WORK TO COMPLETE: Reproduce the listing below in full and without alteration, apart from its pictures.

DATASET EXCERPTS:
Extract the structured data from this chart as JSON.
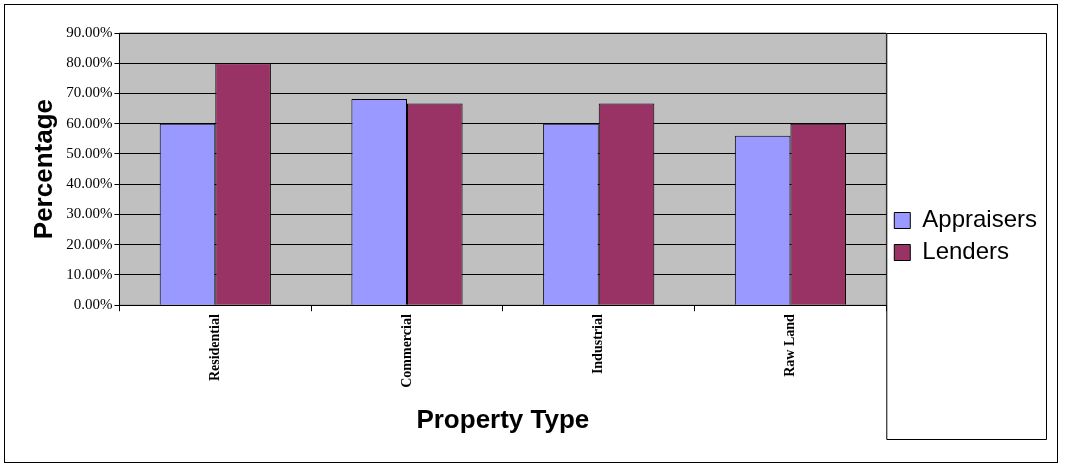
{
  "chart_data": {
    "type": "bar",
    "xlabel": "Property Type",
    "ylabel": "Percentage",
    "categories": [
      "Residential",
      "Commercial",
      "Industrial",
      "Raw Land"
    ],
    "series": [
      {
        "name": "Appraisers",
        "color": "#9999ff",
        "values": [
          60,
          68.2,
          60,
          56
        ]
      },
      {
        "name": "Lenders",
        "color": "#993366",
        "values": [
          80,
          66.7,
          66.7,
          60
        ]
      }
    ],
    "ylim": [
      0,
      90
    ],
    "yticks": [
      {
        "value": 0,
        "label": "0.00%"
      },
      {
        "value": 10,
        "label": "10.00%"
      },
      {
        "value": 20,
        "label": "20.00%"
      },
      {
        "value": 30,
        "label": "30.00%"
      },
      {
        "value": 40,
        "label": "40.00%"
      },
      {
        "value": 50,
        "label": "50.00%"
      },
      {
        "value": 60,
        "label": "60.00%"
      },
      {
        "value": 70,
        "label": "70.00%"
      },
      {
        "value": 80,
        "label": "80.00%"
      },
      {
        "value": 90,
        "label": "90.00%"
      }
    ],
    "grid": "y",
    "legend": "right"
  }
}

RESULT BELOW:
Extract the structured data from this chart as JSON.
{
  "chart_data": {
    "type": "bar",
    "xlabel": "Property Type",
    "ylabel": "Percentage",
    "categories": [
      "Residential",
      "Commercial",
      "Industrial",
      "Raw Land"
    ],
    "series": [
      {
        "name": "Appraisers",
        "color": "#9999ff",
        "values": [
          60,
          68.2,
          60,
          56
        ]
      },
      {
        "name": "Lenders",
        "color": "#993366",
        "values": [
          80,
          66.7,
          66.7,
          60
        ]
      }
    ],
    "ylim": [
      0,
      90
    ],
    "yticks": [
      {
        "value": 0,
        "label": "0.00%"
      },
      {
        "value": 10,
        "label": "10.00%"
      },
      {
        "value": 20,
        "label": "20.00%"
      },
      {
        "value": 30,
        "label": "30.00%"
      },
      {
        "value": 40,
        "label": "40.00%"
      },
      {
        "value": 50,
        "label": "50.00%"
      },
      {
        "value": 60,
        "label": "60.00%"
      },
      {
        "value": 70,
        "label": "70.00%"
      },
      {
        "value": 80,
        "label": "80.00%"
      },
      {
        "value": 90,
        "label": "90.00%"
      }
    ],
    "grid": "y",
    "legend": "right"
  }
}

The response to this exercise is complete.